# WHAT THIS TASK INVOLVES
Copy each line exactly. Drop every picture.

# Dataset records on visual material
--*--
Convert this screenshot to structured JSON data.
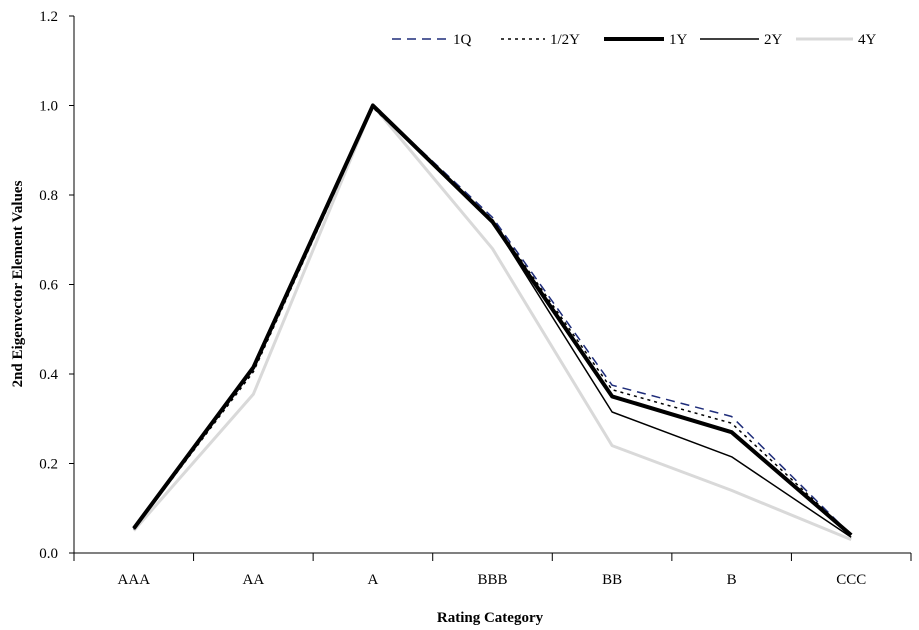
{
  "chart_data": {
    "type": "line",
    "title": "",
    "xlabel": "Rating Category",
    "ylabel": "2nd Eigenvector Element Values",
    "categories": [
      "AAA",
      "AA",
      "A",
      "BBB",
      "BB",
      "B",
      "CCC"
    ],
    "ylim": [
      0.0,
      1.2
    ],
    "yticks": [
      "0.0",
      "0.2",
      "0.4",
      "0.6",
      "0.8",
      "1.0",
      "1.2"
    ],
    "grid": false,
    "legend_position": "top-right",
    "series": [
      {
        "name": "1Q",
        "color": "#1f2d7a",
        "style": "dashed",
        "width": 1.5,
        "values": [
          0.053,
          0.41,
          1.0,
          0.75,
          0.375,
          0.305,
          0.04
        ]
      },
      {
        "name": "1/2Y",
        "color": "#000000",
        "style": "dotted",
        "width": 1.5,
        "values": [
          0.053,
          0.405,
          0.995,
          0.745,
          0.365,
          0.29,
          0.04
        ]
      },
      {
        "name": "1Y",
        "color": "#000000",
        "style": "solid",
        "width": 4,
        "values": [
          0.055,
          0.415,
          1.0,
          0.74,
          0.35,
          0.27,
          0.04
        ]
      },
      {
        "name": "2Y",
        "color": "#000000",
        "style": "solid",
        "width": 1.5,
        "values": [
          0.055,
          0.415,
          1.0,
          0.74,
          0.315,
          0.215,
          0.035
        ]
      },
      {
        "name": "4Y",
        "color": "#d9d9d9",
        "style": "solid",
        "width": 3,
        "values": [
          0.05,
          0.355,
          1.0,
          0.68,
          0.24,
          0.14,
          0.03
        ]
      }
    ]
  }
}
--*--
# SOLUTION FOR THIS TASK
Convert this screenshot to structured JSON data.
{
  "chart_data": {
    "type": "line",
    "title": "",
    "xlabel": "Rating Category",
    "ylabel": "2nd Eigenvector Element Values",
    "categories": [
      "AAA",
      "AA",
      "A",
      "BBB",
      "BB",
      "B",
      "CCC"
    ],
    "ylim": [
      0.0,
      1.2
    ],
    "yticks": [
      "0.0",
      "0.2",
      "0.4",
      "0.6",
      "0.8",
      "1.0",
      "1.2"
    ],
    "grid": false,
    "legend_position": "top-right",
    "series": [
      {
        "name": "1Q",
        "color": "#1f2d7a",
        "style": "dashed",
        "width": 1.5,
        "values": [
          0.053,
          0.41,
          1.0,
          0.75,
          0.375,
          0.305,
          0.04
        ]
      },
      {
        "name": "1/2Y",
        "color": "#000000",
        "style": "dotted",
        "width": 1.5,
        "values": [
          0.053,
          0.405,
          0.995,
          0.745,
          0.365,
          0.29,
          0.04
        ]
      },
      {
        "name": "1Y",
        "color": "#000000",
        "style": "solid",
        "width": 4,
        "values": [
          0.055,
          0.415,
          1.0,
          0.74,
          0.35,
          0.27,
          0.04
        ]
      },
      {
        "name": "2Y",
        "color": "#000000",
        "style": "solid",
        "width": 1.5,
        "values": [
          0.055,
          0.415,
          1.0,
          0.74,
          0.315,
          0.215,
          0.035
        ]
      },
      {
        "name": "4Y",
        "color": "#d9d9d9",
        "style": "solid",
        "width": 3,
        "values": [
          0.05,
          0.355,
          1.0,
          0.68,
          0.24,
          0.14,
          0.03
        ]
      }
    ]
  }
}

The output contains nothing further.